» **Extracted data**
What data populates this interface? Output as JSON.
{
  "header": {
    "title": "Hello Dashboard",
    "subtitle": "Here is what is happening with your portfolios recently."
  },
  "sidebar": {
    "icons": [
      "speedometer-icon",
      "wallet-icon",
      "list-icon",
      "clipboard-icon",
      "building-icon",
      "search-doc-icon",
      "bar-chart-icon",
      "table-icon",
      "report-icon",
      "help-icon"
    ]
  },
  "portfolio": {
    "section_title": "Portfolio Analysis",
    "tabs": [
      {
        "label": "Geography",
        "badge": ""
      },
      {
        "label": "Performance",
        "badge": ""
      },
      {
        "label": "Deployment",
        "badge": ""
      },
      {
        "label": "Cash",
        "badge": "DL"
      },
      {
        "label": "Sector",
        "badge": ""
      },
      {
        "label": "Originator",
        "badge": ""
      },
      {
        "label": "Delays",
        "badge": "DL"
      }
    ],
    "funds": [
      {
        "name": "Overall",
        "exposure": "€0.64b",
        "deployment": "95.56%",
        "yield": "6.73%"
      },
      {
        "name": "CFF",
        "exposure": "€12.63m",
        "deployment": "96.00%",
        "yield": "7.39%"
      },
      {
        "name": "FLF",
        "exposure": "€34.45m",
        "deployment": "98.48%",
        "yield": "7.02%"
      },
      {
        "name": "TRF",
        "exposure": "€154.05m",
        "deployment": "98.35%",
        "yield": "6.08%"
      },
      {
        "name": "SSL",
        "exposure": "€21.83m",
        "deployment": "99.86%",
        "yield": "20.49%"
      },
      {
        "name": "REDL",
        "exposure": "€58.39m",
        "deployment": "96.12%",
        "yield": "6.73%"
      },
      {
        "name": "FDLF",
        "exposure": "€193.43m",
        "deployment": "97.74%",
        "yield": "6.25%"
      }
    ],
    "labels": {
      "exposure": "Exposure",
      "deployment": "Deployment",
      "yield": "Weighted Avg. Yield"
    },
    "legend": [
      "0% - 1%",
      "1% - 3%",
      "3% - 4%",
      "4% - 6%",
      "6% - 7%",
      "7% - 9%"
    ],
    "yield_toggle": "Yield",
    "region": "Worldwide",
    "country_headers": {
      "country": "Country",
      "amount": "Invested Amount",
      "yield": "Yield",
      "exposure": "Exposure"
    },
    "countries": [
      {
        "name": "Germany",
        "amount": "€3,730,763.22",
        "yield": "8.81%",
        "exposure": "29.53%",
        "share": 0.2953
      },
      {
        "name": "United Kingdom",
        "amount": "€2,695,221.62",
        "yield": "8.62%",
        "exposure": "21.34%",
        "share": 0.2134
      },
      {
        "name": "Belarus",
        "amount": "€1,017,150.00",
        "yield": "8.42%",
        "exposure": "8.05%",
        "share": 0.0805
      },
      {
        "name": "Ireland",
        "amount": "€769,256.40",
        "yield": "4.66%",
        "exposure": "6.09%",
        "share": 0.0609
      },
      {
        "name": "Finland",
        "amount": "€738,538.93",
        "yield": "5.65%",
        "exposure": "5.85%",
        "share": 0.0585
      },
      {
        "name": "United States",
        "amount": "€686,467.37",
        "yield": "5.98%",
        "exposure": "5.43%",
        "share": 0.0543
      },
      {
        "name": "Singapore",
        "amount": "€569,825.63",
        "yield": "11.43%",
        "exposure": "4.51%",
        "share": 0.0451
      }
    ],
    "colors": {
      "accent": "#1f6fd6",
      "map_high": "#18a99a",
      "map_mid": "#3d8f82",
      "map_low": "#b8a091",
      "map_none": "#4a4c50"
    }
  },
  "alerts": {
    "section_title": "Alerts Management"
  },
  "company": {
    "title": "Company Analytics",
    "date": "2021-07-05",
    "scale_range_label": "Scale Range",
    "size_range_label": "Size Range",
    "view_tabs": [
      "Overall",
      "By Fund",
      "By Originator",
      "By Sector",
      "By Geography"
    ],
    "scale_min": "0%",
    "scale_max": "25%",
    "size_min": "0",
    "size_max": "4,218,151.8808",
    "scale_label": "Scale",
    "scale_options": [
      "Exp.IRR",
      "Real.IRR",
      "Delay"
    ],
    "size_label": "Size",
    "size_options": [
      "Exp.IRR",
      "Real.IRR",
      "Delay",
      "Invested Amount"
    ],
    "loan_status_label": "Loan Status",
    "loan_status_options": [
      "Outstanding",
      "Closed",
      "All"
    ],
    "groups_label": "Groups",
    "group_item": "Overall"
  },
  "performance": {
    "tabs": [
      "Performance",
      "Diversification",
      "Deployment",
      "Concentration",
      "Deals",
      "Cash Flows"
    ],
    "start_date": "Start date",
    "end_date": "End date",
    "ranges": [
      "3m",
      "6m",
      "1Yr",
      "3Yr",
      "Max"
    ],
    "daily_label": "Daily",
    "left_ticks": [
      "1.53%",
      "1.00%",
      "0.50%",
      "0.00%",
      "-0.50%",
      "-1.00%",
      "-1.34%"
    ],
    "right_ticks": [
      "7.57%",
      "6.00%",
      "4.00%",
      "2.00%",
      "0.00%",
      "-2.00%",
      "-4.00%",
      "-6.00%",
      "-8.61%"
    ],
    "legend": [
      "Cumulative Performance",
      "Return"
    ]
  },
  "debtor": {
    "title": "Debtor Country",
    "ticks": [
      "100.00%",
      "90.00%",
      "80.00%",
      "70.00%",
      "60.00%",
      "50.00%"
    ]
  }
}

» **Prompt**
From the records above, extract every entry verbatim.

» **Result for this task**
What data populates this interface? Output as JSON.
{
  "header": {
    "title": "Hello Dashboard",
    "subtitle": "Here is what is happening with your portfolios recently."
  },
  "sidebar": {
    "icons": [
      "speedometer-icon",
      "wallet-icon",
      "list-icon",
      "clipboard-icon",
      "building-icon",
      "search-doc-icon",
      "bar-chart-icon",
      "table-icon",
      "report-icon",
      "help-icon"
    ]
  },
  "portfolio": {
    "section_title": "Portfolio Analysis",
    "tabs": [
      {
        "label": "Geography",
        "badge": ""
      },
      {
        "label": "Performance",
        "badge": ""
      },
      {
        "label": "Deployment",
        "badge": ""
      },
      {
        "label": "Cash",
        "badge": "DL"
      },
      {
        "label": "Sector",
        "badge": ""
      },
      {
        "label": "Originator",
        "badge": ""
      },
      {
        "label": "Delays",
        "badge": "DL"
      }
    ],
    "funds": [
      {
        "name": "Overall",
        "exposure": "€0.64b",
        "deployment": "95.56%",
        "yield": "6.73%"
      },
      {
        "name": "CFF",
        "exposure": "€12.63m",
        "deployment": "96.00%",
        "yield": "7.39%"
      },
      {
        "name": "FLF",
        "exposure": "€34.45m",
        "deployment": "98.48%",
        "yield": "7.02%"
      },
      {
        "name": "TRF",
        "exposure": "€154.05m",
        "deployment": "98.35%",
        "yield": "6.08%"
      },
      {
        "name": "SSL",
        "exposure": "€21.83m",
        "deployment": "99.86%",
        "yield": "20.49%"
      },
      {
        "name": "REDL",
        "exposure": "€58.39m",
        "deployment": "96.12%",
        "yield": "6.73%"
      },
      {
        "name": "FDLF",
        "exposure": "€193.43m",
        "deployment": "97.74%",
        "yield": "6.25%"
      }
    ],
    "labels": {
      "exposure": "Exposure",
      "deployment": "Deployment",
      "yield": "Weighted Avg. Yield"
    },
    "legend": [
      "0% - 1%",
      "1% - 3%",
      "3% - 4%",
      "4% - 6%",
      "6% - 7%",
      "7% - 9%"
    ],
    "yield_toggle": "Yield",
    "region": "Worldwide",
    "country_headers": {
      "country": "Country",
      "amount": "Invested Amount",
      "yield": "Yield",
      "exposure": "Exposure"
    },
    "countries": [
      {
        "name": "Germany",
        "amount": "€3,730,763.22",
        "yield": "8.81%",
        "exposure": "29.53%",
        "share": 0.2953
      },
      {
        "name": "United Kingdom",
        "amount": "€2,695,221.62",
        "yield": "8.62%",
        "exposure": "21.34%",
        "share": 0.2134
      },
      {
        "name": "Belarus",
        "amount": "€1,017,150.00",
        "yield": "8.42%",
        "exposure": "8.05%",
        "share": 0.0805
      },
      {
        "name": "Ireland",
        "amount": "€769,256.40",
        "yield": "4.66%",
        "exposure": "6.09%",
        "share": 0.0609
      },
      {
        "name": "Finland",
        "amount": "€738,538.93",
        "yield": "5.65%",
        "exposure": "5.85%",
        "share": 0.0585
      },
      {
        "name": "United States",
        "amount": "€686,467.37",
        "yield": "5.98%",
        "exposure": "5.43%",
        "share": 0.0543
      },
      {
        "name": "Singapore",
        "amount": "€569,825.63",
        "yield": "11.43%",
        "exposure": "4.51%",
        "share": 0.0451
      }
    ],
    "colors": {
      "accent": "#1f6fd6",
      "map_high": "#18a99a",
      "map_mid": "#3d8f82",
      "map_low": "#b8a091",
      "map_none": "#4a4c50"
    }
  },
  "alerts": {
    "section_title": "Alerts Management"
  },
  "company": {
    "title": "Company Analytics",
    "date": "2021-07-05",
    "scale_range_label": "Scale Range",
    "size_range_label": "Size Range",
    "view_tabs": [
      "Overall",
      "By Fund",
      "By Originator",
      "By Sector",
      "By Geography"
    ],
    "scale_min": "0%",
    "scale_max": "25%",
    "size_min": "0",
    "size_max": "4,218,151.8808",
    "scale_label": "Scale",
    "scale_options": [
      "Exp.IRR",
      "Real.IRR",
      "Delay"
    ],
    "size_label": "Size",
    "size_options": [
      "Exp.IRR",
      "Real.IRR",
      "Delay",
      "Invested Amount"
    ],
    "loan_status_label": "Loan Status",
    "loan_status_options": [
      "Outstanding",
      "Closed",
      "All"
    ],
    "groups_label": "Groups",
    "group_item": "Overall"
  },
  "performance": {
    "tabs": [
      "Performance",
      "Diversification",
      "Deployment",
      "Concentration",
      "Deals",
      "Cash Flows"
    ],
    "start_date": "Start date",
    "end_date": "End date",
    "ranges": [
      "3m",
      "6m",
      "1Yr",
      "3Yr",
      "Max"
    ],
    "daily_label": "Daily",
    "left_ticks": [
      "1.53%",
      "1.00%",
      "0.50%",
      "0.00%",
      "-0.50%",
      "-1.00%",
      "-1.34%"
    ],
    "right_ticks": [
      "7.57%",
      "6.00%",
      "4.00%",
      "2.00%",
      "0.00%",
      "-2.00%",
      "-4.00%",
      "-6.00%",
      "-8.61%"
    ],
    "legend": [
      "Cumulative Performance",
      "Return"
    ]
  },
  "debtor": {
    "title": "Debtor Country",
    "ticks": [
      "100.00%",
      "90.00%",
      "80.00%",
      "70.00%",
      "60.00%",
      "50.00%"
    ]
  }
}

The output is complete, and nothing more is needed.